# [RECORDS SUPPLIED]
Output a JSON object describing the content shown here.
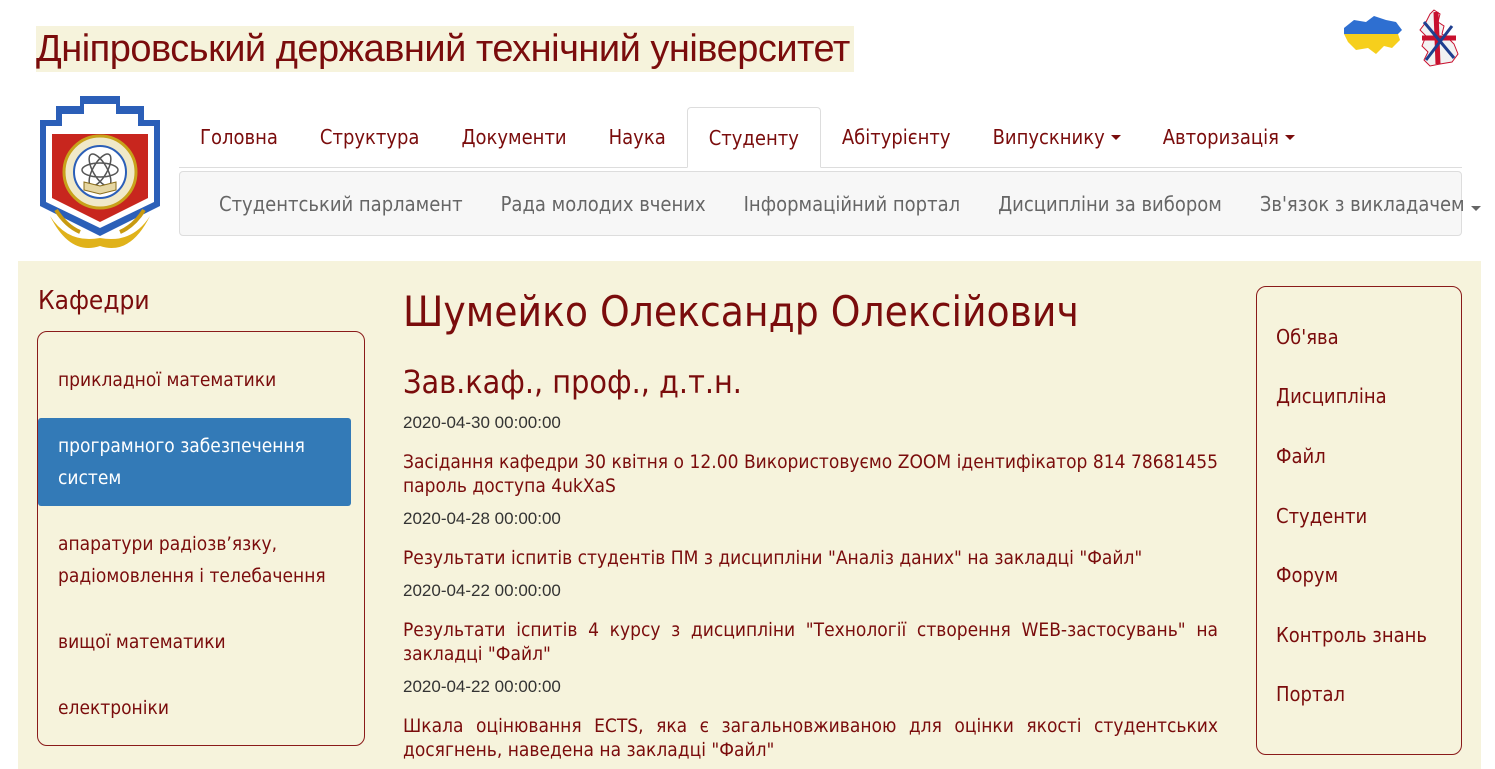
{
  "site": {
    "title": "Дніпровський державний технічний університет"
  },
  "languages": [
    {
      "icon": "ukraine-flag-icon"
    },
    {
      "icon": "uk-flag-icon"
    }
  ],
  "main_nav": [
    {
      "label": "Головна"
    },
    {
      "label": "Структура"
    },
    {
      "label": "Документи"
    },
    {
      "label": "Наука"
    },
    {
      "label": "Студенту",
      "active": true
    },
    {
      "label": "Абітурієнту"
    },
    {
      "label": "Випускнику",
      "dropdown": true
    },
    {
      "label": "Авторизація",
      "dropdown": true
    }
  ],
  "sub_nav": [
    {
      "label": "Студентський парламент"
    },
    {
      "label": "Рада молодих вчених"
    },
    {
      "label": "Інформаційний портал"
    },
    {
      "label": "Дисципліни за вибором"
    },
    {
      "label": "Зв'язок з викладачем",
      "dropdown": true
    }
  ],
  "departments": {
    "heading": "Кафедри",
    "items": [
      {
        "label": "прикладної математики"
      },
      {
        "label": "програмного забезпечення систем",
        "active": true
      },
      {
        "label": "апаратури радіозв’язку, радіомовлення і телебачення"
      },
      {
        "label": "вищої математики"
      },
      {
        "label": "електроніки"
      }
    ]
  },
  "person": {
    "name": "Шумейко Олександр Олексійович",
    "title": "Зав.каф., проф., д.т.н."
  },
  "news": [
    {
      "date": "2020-04-30 00:00:00",
      "text": "Засідання кафедри 30 квітня о 12.00 Використовуємо ZOOM ідентифікатор 814 78681455 пароль доступа 4ukXaS"
    },
    {
      "date": "2020-04-28 00:00:00",
      "text": "Результати іспитів студентів ПМ з дисципліни \"Аналіз даних\" на закладці \"Файл\""
    },
    {
      "date": "2020-04-22 00:00:00",
      "text": "Результати іспитів 4 курсу з дисципліни \"Технології створення WEB-застосувань\" на закладці \"Файл\""
    },
    {
      "date": "2020-04-22 00:00:00",
      "text": "Шкала оцінювання ECTS, яка є загальновживаною для оцінки якості студентських досягнень, наведена на закладці \"Файл\""
    }
  ],
  "side_menu": [
    {
      "label": "Об'ява"
    },
    {
      "label": "Дисципліна"
    },
    {
      "label": "Файл"
    },
    {
      "label": "Студенти"
    },
    {
      "label": "Форум"
    },
    {
      "label": "Контроль знань"
    },
    {
      "label": "Портал"
    }
  ],
  "colors": {
    "brand": "#7a0c0c",
    "band": "#f6f3dc",
    "active": "#337ab7"
  }
}
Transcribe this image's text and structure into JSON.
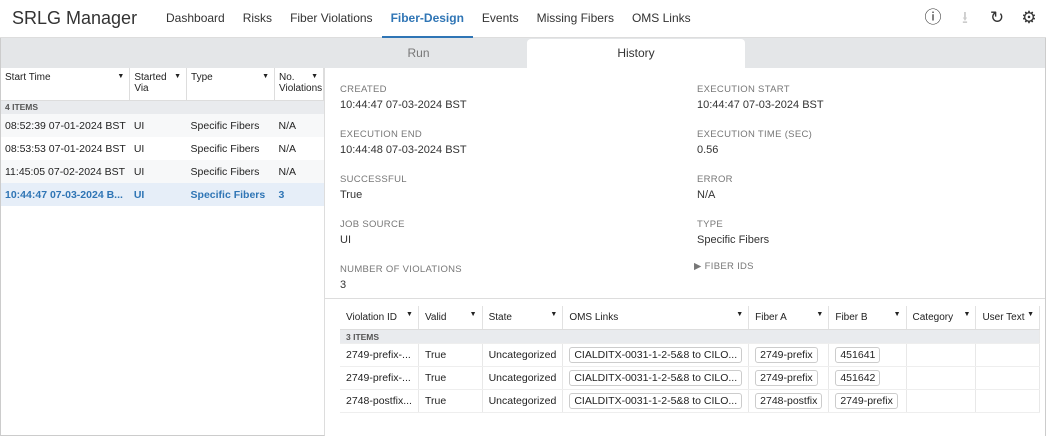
{
  "app": {
    "title": "SRLG Manager"
  },
  "nav": [
    "Dashboard",
    "Risks",
    "Fiber Violations",
    "Fiber-Design",
    "Events",
    "Missing Fibers",
    "OMS Links"
  ],
  "icons": [
    "help-icon",
    "download-icon",
    "refresh-icon",
    "settings-icon"
  ],
  "tabs": {
    "run": "Run",
    "history": "History"
  },
  "history": {
    "columns": [
      "Start Time",
      "Started Via",
      "Type",
      "No. Violations"
    ],
    "group": "4 ITEMS",
    "rows": [
      [
        "08:52:39 07-01-2024 BST",
        "UI",
        "Specific Fibers",
        "N/A"
      ],
      [
        "08:53:53 07-01-2024 BST",
        "UI",
        "Specific Fibers",
        "N/A"
      ],
      [
        "11:45:05 07-02-2024 BST",
        "UI",
        "Specific Fibers",
        "N/A"
      ],
      [
        "10:44:47 07-03-2024 B...",
        "UI",
        "Specific Fibers",
        "3"
      ]
    ]
  },
  "details": {
    "created": {
      "label": "CREATED",
      "value": "10:44:47 07-03-2024 BST"
    },
    "exec_start": {
      "label": "EXECUTION START",
      "value": "10:44:47 07-03-2024 BST"
    },
    "exec_end": {
      "label": "EXECUTION END",
      "value": "10:44:48 07-03-2024 BST"
    },
    "exec_time": {
      "label": "EXECUTION TIME (SEC)",
      "value": "0.56"
    },
    "successful": {
      "label": "SUCCESSFUL",
      "value": "True"
    },
    "error": {
      "label": "ERROR",
      "value": "N/A"
    },
    "job_source": {
      "label": "JOB SOURCE",
      "value": "UI"
    },
    "type": {
      "label": "TYPE",
      "value": "Specific Fibers"
    },
    "num_violations": {
      "label": "NUMBER OF VIOLATIONS",
      "value": "3"
    },
    "fiber_ids": "FIBER IDS"
  },
  "violations": {
    "columns": [
      "Violation ID",
      "Valid",
      "State",
      "OMS Links",
      "Fiber A",
      "Fiber B",
      "Category",
      "User Text"
    ],
    "group": "3 ITEMS",
    "rows": [
      [
        "2749-prefix-...",
        "True",
        "Uncategorized",
        "CIALDITX-0031-1-2-5&8 to CILO...",
        "2749-prefix",
        "451641",
        "",
        ""
      ],
      [
        "2749-prefix-...",
        "True",
        "Uncategorized",
        "CIALDITX-0031-1-2-5&8 to CILO...",
        "2749-prefix",
        "451642",
        "",
        ""
      ],
      [
        "2748-postfix...",
        "True",
        "Uncategorized",
        "CIALDITX-0031-1-2-5&8 to CILO...",
        "2748-postfix",
        "2749-prefix",
        "",
        ""
      ]
    ]
  }
}
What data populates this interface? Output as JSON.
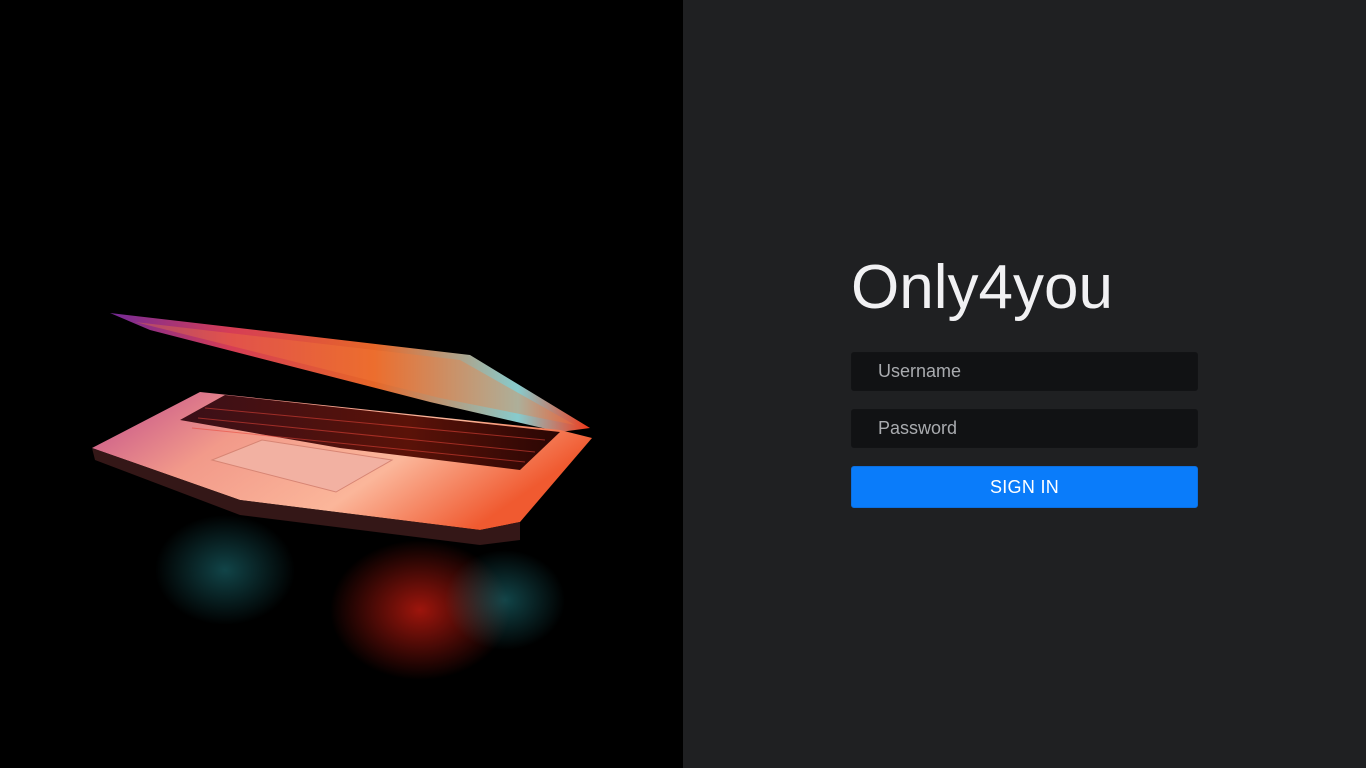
{
  "brand": {
    "title": "Only4you"
  },
  "login_form": {
    "username_placeholder": "Username",
    "username_value": "",
    "password_placeholder": "Password",
    "password_value": "",
    "submit_label": "SIGN IN"
  },
  "colors": {
    "panel_background": "#1f2022",
    "hero_background": "#000000",
    "input_background": "#111214",
    "button_primary": "#0a7cfa",
    "title_text": "#f1f1f3"
  },
  "hero_image": {
    "icon": "laptop-photo"
  }
}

# [WHAT IS ASKED]
Go through the material above and copy each line that has the word "JSON".

# [REPLY TO THE TASK]
Output a JSON object describing the content shown here.
Transcribe this image's text and structure into JSON.
What data populates this interface? Output as JSON.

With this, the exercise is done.